* **Task directions**
Repeat each line of the material exactly.

[Data excerpts]
>>>
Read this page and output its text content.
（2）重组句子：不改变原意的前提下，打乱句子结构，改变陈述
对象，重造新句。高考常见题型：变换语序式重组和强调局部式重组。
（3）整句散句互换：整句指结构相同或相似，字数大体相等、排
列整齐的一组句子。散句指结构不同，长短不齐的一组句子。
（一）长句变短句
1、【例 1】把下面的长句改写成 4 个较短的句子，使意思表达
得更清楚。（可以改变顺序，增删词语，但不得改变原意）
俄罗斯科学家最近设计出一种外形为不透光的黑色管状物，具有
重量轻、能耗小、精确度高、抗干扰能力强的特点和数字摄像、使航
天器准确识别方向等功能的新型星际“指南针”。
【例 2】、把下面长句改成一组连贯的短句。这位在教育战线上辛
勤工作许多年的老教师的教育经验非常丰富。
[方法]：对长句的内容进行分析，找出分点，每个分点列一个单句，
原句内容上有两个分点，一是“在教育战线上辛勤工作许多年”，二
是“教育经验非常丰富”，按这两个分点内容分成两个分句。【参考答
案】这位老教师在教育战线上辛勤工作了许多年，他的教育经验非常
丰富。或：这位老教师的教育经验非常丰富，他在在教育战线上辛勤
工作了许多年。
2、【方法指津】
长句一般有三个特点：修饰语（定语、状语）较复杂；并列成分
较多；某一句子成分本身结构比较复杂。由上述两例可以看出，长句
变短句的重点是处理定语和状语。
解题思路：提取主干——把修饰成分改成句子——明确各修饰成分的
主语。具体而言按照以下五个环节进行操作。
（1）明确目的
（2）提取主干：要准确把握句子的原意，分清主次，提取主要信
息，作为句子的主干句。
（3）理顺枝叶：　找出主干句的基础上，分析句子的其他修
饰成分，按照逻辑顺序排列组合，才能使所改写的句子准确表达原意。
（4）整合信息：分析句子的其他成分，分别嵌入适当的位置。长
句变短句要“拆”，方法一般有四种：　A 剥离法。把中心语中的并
<<<
* **Solution to this task**
Read this page and output its text content.
（2）重组句子：不改变原意的前提下，打乱句子结构，改变陈述
对象，重造新句。高考常见题型：变换语序式重组和强调局部式重组。
（3）整句散句互换：整句指结构相同或相似，字数大体相等、排
列整齐的一组句子。散句指结构不同，长短不齐的一组句子。
（一）长句变短句
1、【例 1】把下面的长句改写成 4 个较短的句子，使意思表达
得更清楚。（可以改变顺序，增删词语，但不得改变原意）
俄罗斯科学家最近设计出一种外形为不透光的黑色管状物，具有
重量轻、能耗小、精确度高、抗干扰能力强的特点和数字摄像、使航
天器准确识别方向等功能的新型星际“指南针”。
【例 2】、把下面长句改成一组连贯的短句。这位在教育战线上辛
勤工作许多年的老教师的教育经验非常丰富。
[方法]：对长句的内容进行分析，找出分点，每个分点列一个单句，
原句内容上有两个分点，一是“在教育战线上辛勤工作许多年”，二
是“教育经验非常丰富”，按这两个分点内容分成两个分句。【参考答
案】这位老教师在教育战线上辛勤工作了许多年，他的教育经验非常
丰富。或：这位老教师的教育经验非常丰富，他在在教育战线上辛勤
工作了许多年。
2、【方法指津】
长句一般有三个特点：修饰语（定语、状语）较复杂；并列成分
较多；某一句子成分本身结构比较复杂。由上述两例可以看出，长句
变短句的重点是处理定语和状语。
解题思路：提取主干——把修饰成分改成句子——明确各修饰成分的
主语。具体而言按照以下五个环节进行操作。
（1）明确目的
（2）提取主干：要准确把握句子的原意，分清主次，提取主要信
息，作为句子的主干句。
（3）理顺枝叶：　找出主干句的基础上，分析句子的其他修
饰成分，按照逻辑顺序排列组合，才能使所改写的句子准确表达原意。
（4）整合信息：分析句子的其他成分，分别嵌入适当的位置。长
句变短句要“拆”，方法一般有四种：　A 剥离法。把中心语中的并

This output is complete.